** Opening SUPPLIED PASSAGE block **

Both female and male athletes are at a higher risk of developing an eating disorder such as anorexia nervosa or bulimia nervosa compared to non-athletes (35). Athletes competing in sports with endurance, aesthetic, and weight class components as well as emphasizing low body mass such as wrestling, gymnastics, dance, figure skating, long and middle distance running, and rowing are at the highest risk (36). In 1992, the term female athlete triad was defined which required an eating disorder, amenorrhea, and osteoporosis to make a diagnosis. However, in 2007, this definition was changed to include low energy availability (with or without disorder eating), menstrual dysfunction, and/or low bone mineral density (37). Male athletes have a lower prevalence of eating disorders than female athletes, but a higher prevalence than male non-athletes (35). There has been data describing male athletes with low energy availability and disordered eating suffering from hormonal changes such as hypogonadotropic hypogonadism and low bone mineral density (36).

** Closing SUPPLIED PASSAGE block **

- **WORK ORDER**:
Please answer these from the passage on eating disorders in athletes:
(a) In what year was the term female athlete triad first defined?
(b) What three components does the definition include after its 2007 change?
(c) Which hormonal change does the passage name for male athletes with low energy availability and disordered eating?

** Opening INFORMATION SHOWN block **

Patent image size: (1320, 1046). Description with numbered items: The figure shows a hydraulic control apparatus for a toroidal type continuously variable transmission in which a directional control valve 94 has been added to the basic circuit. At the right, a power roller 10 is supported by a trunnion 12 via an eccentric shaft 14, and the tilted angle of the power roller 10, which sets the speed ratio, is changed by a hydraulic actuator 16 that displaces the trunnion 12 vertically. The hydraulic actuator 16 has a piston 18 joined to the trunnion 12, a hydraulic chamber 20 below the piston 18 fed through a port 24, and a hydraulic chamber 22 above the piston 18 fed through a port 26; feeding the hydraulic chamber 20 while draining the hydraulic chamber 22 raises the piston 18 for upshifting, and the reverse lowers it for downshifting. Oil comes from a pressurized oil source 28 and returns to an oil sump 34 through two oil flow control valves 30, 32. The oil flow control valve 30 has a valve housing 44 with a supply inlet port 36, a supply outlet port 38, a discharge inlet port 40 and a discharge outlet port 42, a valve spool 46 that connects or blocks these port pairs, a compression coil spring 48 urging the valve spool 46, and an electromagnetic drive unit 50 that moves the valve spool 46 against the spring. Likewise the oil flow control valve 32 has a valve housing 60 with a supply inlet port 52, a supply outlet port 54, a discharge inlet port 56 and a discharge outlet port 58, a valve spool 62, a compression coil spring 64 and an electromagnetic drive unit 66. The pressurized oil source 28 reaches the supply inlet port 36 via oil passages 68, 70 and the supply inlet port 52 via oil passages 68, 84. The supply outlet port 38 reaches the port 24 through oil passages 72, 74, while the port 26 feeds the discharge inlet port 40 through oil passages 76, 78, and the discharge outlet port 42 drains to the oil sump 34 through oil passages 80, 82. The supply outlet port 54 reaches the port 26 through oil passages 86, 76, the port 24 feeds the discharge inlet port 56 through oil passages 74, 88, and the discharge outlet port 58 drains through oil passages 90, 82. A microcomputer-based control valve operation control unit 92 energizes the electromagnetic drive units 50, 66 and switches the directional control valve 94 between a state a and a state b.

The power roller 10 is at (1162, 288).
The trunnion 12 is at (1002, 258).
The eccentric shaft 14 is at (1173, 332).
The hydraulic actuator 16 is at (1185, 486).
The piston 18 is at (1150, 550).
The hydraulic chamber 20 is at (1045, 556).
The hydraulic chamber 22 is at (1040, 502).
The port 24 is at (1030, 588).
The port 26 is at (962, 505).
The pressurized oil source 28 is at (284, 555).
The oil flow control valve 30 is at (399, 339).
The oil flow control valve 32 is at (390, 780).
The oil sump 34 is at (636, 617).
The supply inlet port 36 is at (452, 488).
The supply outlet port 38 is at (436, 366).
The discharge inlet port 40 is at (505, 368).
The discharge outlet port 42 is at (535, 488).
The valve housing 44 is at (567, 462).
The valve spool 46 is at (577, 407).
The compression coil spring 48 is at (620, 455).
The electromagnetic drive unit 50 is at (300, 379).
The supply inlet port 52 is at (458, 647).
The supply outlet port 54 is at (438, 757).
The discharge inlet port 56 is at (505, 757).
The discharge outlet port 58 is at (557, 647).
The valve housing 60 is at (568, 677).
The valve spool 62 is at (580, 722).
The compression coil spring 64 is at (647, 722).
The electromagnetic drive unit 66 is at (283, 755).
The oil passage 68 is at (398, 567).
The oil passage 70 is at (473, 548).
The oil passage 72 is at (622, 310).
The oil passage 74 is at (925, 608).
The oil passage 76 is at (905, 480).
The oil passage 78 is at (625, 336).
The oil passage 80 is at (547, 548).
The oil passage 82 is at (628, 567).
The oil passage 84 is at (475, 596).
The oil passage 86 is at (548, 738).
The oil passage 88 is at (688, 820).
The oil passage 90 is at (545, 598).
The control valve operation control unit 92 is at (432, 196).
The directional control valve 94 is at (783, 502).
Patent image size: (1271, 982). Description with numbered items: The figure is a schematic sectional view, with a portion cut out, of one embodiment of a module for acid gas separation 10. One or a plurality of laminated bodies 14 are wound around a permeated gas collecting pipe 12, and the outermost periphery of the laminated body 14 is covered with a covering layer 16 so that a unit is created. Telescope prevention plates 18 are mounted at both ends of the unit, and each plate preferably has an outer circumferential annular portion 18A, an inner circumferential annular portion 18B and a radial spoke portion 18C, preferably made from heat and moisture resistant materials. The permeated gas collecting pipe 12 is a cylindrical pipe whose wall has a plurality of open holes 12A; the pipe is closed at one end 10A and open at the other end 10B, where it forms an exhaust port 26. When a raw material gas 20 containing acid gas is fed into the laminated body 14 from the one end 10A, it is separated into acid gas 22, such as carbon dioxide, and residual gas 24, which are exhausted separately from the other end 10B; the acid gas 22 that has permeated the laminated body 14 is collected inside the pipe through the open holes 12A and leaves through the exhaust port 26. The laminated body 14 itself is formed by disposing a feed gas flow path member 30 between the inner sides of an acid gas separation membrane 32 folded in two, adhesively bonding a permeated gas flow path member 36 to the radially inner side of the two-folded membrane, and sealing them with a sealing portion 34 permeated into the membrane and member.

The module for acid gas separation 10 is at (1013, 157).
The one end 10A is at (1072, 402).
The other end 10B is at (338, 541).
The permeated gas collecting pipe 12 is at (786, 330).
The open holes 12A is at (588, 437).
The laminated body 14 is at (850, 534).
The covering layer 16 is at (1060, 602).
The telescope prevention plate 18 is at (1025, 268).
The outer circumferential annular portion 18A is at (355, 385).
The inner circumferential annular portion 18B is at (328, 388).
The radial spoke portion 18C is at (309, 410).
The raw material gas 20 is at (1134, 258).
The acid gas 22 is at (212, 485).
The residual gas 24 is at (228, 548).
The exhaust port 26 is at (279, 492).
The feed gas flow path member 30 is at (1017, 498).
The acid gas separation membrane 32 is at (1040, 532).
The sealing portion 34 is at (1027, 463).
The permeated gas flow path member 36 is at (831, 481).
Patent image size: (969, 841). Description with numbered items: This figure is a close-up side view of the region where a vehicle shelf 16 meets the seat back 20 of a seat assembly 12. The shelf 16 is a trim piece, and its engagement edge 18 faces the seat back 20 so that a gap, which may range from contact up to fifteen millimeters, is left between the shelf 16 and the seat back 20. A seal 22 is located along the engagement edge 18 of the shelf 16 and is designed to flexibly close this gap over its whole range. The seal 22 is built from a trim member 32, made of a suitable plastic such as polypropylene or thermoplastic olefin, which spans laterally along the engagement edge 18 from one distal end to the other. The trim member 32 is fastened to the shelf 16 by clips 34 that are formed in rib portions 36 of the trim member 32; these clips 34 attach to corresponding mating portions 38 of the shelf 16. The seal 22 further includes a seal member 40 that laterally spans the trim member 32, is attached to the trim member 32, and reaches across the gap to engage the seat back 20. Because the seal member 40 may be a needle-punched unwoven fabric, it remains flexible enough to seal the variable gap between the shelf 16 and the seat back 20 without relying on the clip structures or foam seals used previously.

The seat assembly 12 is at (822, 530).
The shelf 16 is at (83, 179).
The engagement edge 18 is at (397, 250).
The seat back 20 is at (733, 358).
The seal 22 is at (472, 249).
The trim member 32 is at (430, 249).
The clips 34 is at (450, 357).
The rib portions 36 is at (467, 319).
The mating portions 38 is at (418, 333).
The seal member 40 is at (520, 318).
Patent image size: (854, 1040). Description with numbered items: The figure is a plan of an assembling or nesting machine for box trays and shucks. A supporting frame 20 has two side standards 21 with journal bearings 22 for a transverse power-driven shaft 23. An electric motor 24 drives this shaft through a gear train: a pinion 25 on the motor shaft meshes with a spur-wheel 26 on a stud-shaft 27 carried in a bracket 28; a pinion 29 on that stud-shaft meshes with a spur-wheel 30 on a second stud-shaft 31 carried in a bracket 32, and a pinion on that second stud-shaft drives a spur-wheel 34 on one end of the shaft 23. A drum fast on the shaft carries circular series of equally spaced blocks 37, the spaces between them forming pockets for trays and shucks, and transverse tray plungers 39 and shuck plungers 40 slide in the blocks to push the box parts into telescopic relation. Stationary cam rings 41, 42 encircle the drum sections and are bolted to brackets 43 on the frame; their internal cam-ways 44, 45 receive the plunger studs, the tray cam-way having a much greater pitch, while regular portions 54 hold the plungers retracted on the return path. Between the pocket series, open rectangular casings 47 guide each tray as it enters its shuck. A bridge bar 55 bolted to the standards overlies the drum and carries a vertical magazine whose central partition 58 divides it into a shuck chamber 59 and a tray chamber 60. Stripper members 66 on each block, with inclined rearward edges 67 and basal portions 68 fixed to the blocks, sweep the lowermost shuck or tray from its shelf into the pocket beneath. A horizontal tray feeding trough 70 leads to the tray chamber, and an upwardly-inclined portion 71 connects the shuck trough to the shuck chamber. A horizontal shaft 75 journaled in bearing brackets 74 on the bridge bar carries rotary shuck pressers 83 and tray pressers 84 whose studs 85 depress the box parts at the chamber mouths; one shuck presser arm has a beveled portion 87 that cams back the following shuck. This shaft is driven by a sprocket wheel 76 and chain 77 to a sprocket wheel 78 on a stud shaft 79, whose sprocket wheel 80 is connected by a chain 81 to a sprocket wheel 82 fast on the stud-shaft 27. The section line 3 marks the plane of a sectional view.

** Closing INFORMATION SHOWN block **

- **SOLUTION FOR THIS TASK**:
(a) 1992
(b) Low energy availability, menstrual dysfunction, and low bone mineral density
(c) Hypogonadotropic hypogonadism